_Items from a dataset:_
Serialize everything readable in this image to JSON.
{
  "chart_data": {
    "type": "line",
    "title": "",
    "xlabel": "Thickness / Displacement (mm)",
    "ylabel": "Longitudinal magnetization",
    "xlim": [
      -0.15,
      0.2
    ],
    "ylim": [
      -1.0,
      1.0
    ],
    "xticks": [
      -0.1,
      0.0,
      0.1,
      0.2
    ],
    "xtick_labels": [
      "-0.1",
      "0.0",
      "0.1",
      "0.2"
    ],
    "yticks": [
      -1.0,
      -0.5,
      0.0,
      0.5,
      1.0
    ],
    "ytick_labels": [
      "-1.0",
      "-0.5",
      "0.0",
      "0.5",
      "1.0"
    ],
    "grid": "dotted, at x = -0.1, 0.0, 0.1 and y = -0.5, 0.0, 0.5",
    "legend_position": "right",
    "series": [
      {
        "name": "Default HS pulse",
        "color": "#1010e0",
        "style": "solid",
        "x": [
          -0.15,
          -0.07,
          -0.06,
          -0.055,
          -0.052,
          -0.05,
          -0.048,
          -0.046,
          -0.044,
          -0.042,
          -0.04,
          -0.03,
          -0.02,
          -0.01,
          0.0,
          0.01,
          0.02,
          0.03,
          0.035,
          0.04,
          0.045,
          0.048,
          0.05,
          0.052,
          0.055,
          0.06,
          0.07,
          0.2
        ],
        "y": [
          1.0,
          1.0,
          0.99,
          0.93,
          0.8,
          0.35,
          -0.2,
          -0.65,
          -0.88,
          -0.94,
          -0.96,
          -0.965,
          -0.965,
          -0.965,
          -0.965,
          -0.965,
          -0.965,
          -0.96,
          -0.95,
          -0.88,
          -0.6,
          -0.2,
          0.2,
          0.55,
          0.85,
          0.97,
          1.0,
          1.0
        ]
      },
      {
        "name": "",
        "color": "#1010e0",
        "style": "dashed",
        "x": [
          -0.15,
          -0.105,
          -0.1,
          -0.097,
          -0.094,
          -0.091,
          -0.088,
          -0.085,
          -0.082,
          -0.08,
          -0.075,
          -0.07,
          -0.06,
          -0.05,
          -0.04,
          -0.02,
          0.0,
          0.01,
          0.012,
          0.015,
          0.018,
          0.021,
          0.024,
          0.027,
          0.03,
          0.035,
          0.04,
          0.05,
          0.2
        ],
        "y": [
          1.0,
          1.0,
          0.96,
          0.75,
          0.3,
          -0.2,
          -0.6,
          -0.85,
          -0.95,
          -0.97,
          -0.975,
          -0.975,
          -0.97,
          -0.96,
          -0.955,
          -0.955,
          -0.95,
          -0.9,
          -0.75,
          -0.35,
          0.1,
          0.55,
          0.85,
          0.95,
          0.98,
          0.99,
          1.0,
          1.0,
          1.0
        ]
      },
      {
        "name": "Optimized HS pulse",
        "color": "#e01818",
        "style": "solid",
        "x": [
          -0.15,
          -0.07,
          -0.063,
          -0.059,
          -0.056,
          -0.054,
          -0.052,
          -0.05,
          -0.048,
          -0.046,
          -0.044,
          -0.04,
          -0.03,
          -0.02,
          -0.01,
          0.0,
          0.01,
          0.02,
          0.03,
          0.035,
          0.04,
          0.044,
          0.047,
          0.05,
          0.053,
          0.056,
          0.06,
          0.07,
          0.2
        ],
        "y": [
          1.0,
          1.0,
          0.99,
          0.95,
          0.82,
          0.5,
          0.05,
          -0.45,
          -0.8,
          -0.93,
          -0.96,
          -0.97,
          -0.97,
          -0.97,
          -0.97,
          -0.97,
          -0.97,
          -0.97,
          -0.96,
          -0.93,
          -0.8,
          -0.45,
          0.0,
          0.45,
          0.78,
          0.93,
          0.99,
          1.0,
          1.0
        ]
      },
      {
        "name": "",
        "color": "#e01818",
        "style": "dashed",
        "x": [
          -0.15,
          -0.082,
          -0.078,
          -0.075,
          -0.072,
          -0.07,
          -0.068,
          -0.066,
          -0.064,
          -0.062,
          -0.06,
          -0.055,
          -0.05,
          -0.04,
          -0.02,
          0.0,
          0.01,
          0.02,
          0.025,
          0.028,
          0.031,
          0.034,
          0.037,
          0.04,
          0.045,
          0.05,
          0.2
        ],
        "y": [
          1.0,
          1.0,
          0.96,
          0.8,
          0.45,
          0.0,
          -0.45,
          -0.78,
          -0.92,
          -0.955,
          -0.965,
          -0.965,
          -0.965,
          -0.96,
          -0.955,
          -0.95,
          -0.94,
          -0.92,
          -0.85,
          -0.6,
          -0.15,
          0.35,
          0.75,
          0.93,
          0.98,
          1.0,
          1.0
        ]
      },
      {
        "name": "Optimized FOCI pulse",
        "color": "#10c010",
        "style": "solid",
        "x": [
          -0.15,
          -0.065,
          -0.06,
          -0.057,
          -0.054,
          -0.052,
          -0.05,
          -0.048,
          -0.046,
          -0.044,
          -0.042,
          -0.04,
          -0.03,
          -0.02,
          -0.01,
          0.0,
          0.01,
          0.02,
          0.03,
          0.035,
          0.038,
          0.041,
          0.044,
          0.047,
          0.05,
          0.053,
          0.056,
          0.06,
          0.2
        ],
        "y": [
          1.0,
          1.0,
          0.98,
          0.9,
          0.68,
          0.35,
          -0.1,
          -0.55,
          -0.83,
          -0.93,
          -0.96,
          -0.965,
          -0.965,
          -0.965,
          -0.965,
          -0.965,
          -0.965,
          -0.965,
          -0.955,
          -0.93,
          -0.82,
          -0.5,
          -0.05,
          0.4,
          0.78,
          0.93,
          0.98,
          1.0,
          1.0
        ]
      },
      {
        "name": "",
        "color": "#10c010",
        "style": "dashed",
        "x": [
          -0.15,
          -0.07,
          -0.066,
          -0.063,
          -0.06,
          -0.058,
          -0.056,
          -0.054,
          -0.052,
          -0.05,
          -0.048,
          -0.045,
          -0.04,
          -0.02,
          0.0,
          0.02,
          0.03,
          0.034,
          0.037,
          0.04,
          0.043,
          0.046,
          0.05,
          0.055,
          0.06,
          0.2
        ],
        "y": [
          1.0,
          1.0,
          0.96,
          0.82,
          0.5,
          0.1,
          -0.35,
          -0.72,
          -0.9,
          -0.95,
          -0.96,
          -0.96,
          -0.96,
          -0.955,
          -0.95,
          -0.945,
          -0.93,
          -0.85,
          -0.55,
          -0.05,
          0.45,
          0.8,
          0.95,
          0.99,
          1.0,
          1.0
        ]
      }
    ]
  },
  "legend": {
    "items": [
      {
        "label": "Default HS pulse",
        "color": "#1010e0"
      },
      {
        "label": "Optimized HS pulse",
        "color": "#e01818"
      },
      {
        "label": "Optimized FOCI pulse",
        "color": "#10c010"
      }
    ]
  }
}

_What the task asks:_ Pull out every line in the data above that has the word "Optimized".

_Correct output:_
        "name": "Optimized HS pulse",
        "name": "Optimized FOCI pulse",
        "label": "Optimized HS pulse",
        "label": "Optimized FOCI pulse",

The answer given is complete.